┏━━

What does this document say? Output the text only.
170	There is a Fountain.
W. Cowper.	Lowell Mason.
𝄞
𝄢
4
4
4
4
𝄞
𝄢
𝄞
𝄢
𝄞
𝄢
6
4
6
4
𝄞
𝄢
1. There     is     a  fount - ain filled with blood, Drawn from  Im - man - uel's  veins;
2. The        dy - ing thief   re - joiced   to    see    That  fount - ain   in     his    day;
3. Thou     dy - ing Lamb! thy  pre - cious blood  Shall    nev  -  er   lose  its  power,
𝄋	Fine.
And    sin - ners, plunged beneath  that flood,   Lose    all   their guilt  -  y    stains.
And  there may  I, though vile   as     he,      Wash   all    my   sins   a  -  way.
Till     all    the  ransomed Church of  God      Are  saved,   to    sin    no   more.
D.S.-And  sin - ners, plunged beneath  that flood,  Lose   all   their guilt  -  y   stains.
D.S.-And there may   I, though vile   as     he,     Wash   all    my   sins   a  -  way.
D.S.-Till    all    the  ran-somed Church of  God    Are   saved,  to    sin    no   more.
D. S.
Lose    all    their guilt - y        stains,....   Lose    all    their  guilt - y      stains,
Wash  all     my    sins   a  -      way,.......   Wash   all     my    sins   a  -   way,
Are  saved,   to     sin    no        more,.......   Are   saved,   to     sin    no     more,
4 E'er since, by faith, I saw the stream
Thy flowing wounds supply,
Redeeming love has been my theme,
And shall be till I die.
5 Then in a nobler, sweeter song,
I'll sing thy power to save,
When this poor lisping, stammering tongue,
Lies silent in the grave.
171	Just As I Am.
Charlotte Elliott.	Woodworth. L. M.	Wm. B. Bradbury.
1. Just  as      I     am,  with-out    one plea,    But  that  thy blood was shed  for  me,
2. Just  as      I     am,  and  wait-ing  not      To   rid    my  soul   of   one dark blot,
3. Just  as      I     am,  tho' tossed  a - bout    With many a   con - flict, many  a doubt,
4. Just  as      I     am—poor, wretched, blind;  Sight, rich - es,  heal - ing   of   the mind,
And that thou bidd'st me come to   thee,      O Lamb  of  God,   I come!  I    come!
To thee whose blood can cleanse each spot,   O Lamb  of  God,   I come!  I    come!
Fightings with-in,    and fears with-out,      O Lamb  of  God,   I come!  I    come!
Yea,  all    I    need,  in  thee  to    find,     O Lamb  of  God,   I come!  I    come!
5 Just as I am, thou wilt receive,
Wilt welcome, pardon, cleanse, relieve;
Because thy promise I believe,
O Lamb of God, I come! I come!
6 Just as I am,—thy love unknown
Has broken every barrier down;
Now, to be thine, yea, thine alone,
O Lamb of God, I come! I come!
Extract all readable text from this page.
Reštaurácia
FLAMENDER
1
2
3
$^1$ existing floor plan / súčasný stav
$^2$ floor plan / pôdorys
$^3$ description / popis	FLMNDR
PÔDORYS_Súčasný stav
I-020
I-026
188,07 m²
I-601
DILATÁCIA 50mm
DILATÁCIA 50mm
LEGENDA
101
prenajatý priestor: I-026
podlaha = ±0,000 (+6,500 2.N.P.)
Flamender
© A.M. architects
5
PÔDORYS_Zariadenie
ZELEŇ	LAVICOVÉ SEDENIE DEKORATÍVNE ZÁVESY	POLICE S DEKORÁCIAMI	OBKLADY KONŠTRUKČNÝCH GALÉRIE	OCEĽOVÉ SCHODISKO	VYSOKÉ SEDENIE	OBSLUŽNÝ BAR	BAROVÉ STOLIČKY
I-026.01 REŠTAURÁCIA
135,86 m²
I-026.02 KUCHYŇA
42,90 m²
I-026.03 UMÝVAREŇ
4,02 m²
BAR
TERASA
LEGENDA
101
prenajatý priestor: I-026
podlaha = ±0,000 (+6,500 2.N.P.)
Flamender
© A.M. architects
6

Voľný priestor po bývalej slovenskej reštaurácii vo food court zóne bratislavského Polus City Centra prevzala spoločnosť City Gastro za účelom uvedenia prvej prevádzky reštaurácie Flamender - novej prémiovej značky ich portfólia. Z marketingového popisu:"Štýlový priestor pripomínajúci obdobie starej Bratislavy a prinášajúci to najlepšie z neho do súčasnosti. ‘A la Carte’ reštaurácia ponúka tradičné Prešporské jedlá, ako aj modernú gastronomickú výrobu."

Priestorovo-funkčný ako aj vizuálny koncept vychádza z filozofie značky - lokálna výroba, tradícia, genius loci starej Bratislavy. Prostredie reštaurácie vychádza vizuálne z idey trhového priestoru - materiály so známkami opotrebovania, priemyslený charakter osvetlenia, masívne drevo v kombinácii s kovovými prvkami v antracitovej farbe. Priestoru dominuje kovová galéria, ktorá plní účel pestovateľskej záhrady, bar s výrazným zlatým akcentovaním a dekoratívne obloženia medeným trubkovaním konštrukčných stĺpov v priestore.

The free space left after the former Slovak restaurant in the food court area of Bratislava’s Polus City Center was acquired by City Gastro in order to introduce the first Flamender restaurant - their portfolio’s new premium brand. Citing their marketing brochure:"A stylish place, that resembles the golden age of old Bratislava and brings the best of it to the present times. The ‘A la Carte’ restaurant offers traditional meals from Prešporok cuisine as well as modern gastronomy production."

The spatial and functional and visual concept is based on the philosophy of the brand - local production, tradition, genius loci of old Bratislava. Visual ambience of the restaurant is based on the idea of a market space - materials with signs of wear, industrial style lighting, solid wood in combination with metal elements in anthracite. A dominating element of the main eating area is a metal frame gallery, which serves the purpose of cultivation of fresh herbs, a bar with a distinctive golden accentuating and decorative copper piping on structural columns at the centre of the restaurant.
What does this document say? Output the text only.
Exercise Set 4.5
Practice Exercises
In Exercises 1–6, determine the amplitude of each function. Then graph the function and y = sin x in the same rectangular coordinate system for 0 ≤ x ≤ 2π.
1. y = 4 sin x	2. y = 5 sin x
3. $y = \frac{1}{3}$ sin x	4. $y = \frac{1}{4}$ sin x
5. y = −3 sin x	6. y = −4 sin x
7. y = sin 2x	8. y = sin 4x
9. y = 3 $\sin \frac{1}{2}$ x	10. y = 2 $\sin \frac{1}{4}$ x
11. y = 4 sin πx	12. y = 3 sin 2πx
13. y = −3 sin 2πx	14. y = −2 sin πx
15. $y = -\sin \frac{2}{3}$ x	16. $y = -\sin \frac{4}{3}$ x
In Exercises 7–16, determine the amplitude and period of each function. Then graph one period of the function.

┗━━

→ Exercise:
Return all of the data exactly as it reads.

→ Written solution:
What does this document say? Output the text only.
170	There is a Fountain.
W. Cowper.	Lowell Mason.
𝄞
𝄢
4
4
4
4
𝄞
𝄢
𝄞
𝄢
𝄞
𝄢
6
4
6
4
𝄞
𝄢
1. There     is     a  fount - ain filled with blood, Drawn from  Im - man - uel's  veins;
2. The        dy - ing thief   re - joiced   to    see    That  fount - ain   in     his    day;
3. Thou     dy - ing Lamb! thy  pre - cious blood  Shall    nev  -  er   lose  its  power,
𝄋	Fine.
And    sin - ners, plunged beneath  that flood,   Lose    all   their guilt  -  y    stains.
And  there may  I, though vile   as     he,      Wash   all    my   sins   a  -  way.
Till     all    the  ransomed Church of  God      Are  saved,   to    sin    no   more.
D.S.-And  sin - ners, plunged beneath  that flood,  Lose   all   their guilt  -  y   stains.
D.S.-And there may   I, though vile   as     he,     Wash   all    my   sins   a  -  way.
D.S.-Till    all    the  ran-somed Church of  God    Are   saved,  to    sin    no   more.
D. S.
Lose    all    their guilt - y        stains,....   Lose    all    their  guilt - y      stains,
Wash  all     my    sins   a  -      way,.......   Wash   all     my    sins   a  -   way,
Are  saved,   to     sin    no        more,.......   Are   saved,   to     sin    no     more,
4 E'er since, by faith, I saw the stream
Thy flowing wounds supply,
Redeeming love has been my theme,
And shall be till I die.
5 Then in a nobler, sweeter song,
I'll sing thy power to save,
When this poor lisping, stammering tongue,
Lies silent in the grave.
171	Just As I Am.
Charlotte Elliott.	Woodworth. L. M.	Wm. B. Bradbury.
1. Just  as      I     am,  with-out    one plea,    But  that  thy blood was shed  for  me,
2. Just  as      I     am,  and  wait-ing  not      To   rid    my  soul   of   one dark blot,
3. Just  as      I     am,  tho' tossed  a - bout    With many a   con - flict, many  a doubt,
4. Just  as      I     am—poor, wretched, blind;  Sight, rich - es,  heal - ing   of   the mind,
And that thou bidd'st me come to   thee,      O Lamb  of  God,   I come!  I    come!
To thee whose blood can cleanse each spot,   O Lamb  of  God,   I come!  I    come!
Fightings with-in,    and fears with-out,      O Lamb  of  God,   I come!  I    come!
Yea,  all    I    need,  in  thee  to    find,     O Lamb  of  God,   I come!  I    come!
5 Just as I am, thou wilt receive,
Wilt welcome, pardon, cleanse, relieve;
Because thy promise I believe,
O Lamb of God, I come! I come!
6 Just as I am,—thy love unknown
Has broken every barrier down;
Now, to be thine, yea, thine alone,
O Lamb of God, I come! I come!
Extract all readable text from this page.
Reštaurácia
FLAMENDER
1
2
3
$^1$ existing floor plan / súčasný stav
$^2$ floor plan / pôdorys
$^3$ description / popis	FLMNDR
PÔDORYS_Súčasný stav
I-020
I-026
188,07 m²
I-601
DILATÁCIA 50mm
DILATÁCIA 50mm
LEGENDA
101
prenajatý priestor: I-026
podlaha = ±0,000 (+6,500 2.N.P.)
Flamender
© A.M. architects
5
PÔDORYS_Zariadenie
ZELEŇ	LAVICOVÉ SEDENIE DEKORATÍVNE ZÁVESY	POLICE S DEKORÁCIAMI	OBKLADY KONŠTRUKČNÝCH GALÉRIE	OCEĽOVÉ SCHODISKO	VYSOKÉ SEDENIE	OBSLUŽNÝ BAR	BAROVÉ STOLIČKY
I-026.01 REŠTAURÁCIA
135,86 m²
I-026.02 KUCHYŇA
42,90 m²
I-026.03 UMÝVAREŇ
4,02 m²
BAR
TERASA
LEGENDA
101
prenajatý priestor: I-026
podlaha = ±0,000 (+6,500 2.N.P.)
Flamender
© A.M. architects
6

Voľný priestor po bývalej slovenskej reštaurácii vo food court zóne bratislavského Polus City Centra prevzala spoločnosť City Gastro za účelom uvedenia prvej prevádzky reštaurácie Flamender - novej prémiovej značky ich portfólia. Z marketingového popisu:"Štýlový priestor pripomínajúci obdobie starej Bratislavy a prinášajúci to najlepšie z neho do súčasnosti. ‘A la Carte’ reštaurácia ponúka tradičné Prešporské jedlá, ako aj modernú gastronomickú výrobu."

Priestorovo-funkčný ako aj vizuálny koncept vychádza z filozofie značky - lokálna výroba, tradícia, genius loci starej Bratislavy. Prostredie reštaurácie vychádza vizuálne z idey trhového priestoru - materiály so známkami opotrebovania, priemyslený charakter osvetlenia, masívne drevo v kombinácii s kovovými prvkami v antracitovej farbe. Priestoru dominuje kovová galéria, ktorá plní účel pestovateľskej záhrady, bar s výrazným zlatým akcentovaním a dekoratívne obloženia medeným trubkovaním konštrukčných stĺpov v priestore.

The free space left after the former Slovak restaurant in the food court area of Bratislava’s Polus City Center was acquired by City Gastro in order to introduce the first Flamender restaurant - their portfolio’s new premium brand. Citing their marketing brochure:"A stylish place, that resembles the golden age of old Bratislava and brings the best of it to the present times. The ‘A la Carte’ restaurant offers traditional meals from Prešporok cuisine as well as modern gastronomy production."

The spatial and functional and visual concept is based on the philosophy of the brand - local production, tradition, genius loci of old Bratislava. Visual ambience of the restaurant is based on the idea of a market space - materials with signs of wear, industrial style lighting, solid wood in combination with metal elements in anthracite. A dominating element of the main eating area is a metal frame gallery, which serves the purpose of cultivation of fresh herbs, a bar with a distinctive golden accentuating and decorative copper piping on structural columns at the centre of the restaurant.
What does this document say? Output the text only.
Exercise Set 4.5
Practice Exercises
In Exercises 1–6, determine the amplitude of each function. Then graph the function and y = sin x in the same rectangular coordinate system for 0 ≤ x ≤ 2π.
1. y = 4 sin x	2. y = 5 sin x
3. $y = \frac{1}{3}$ sin x	4. $y = \frac{1}{4}$ sin x
5. y = −3 sin x	6. y = −4 sin x
7. y = sin 2x	8. y = sin 4x
9. y = 3 $\sin \frac{1}{2}$ x	10. y = 2 $\sin \frac{1}{4}$ x
11. y = 4 sin πx	12. y = 3 sin 2πx
13. y = −3 sin 2πx	14. y = −2 sin πx
15. $y = -\sin \frac{2}{3}$ x	16. $y = -\sin \frac{4}{3}$ x
In Exercises 7–16, determine the amplitude and period of each function. Then graph one period of the function.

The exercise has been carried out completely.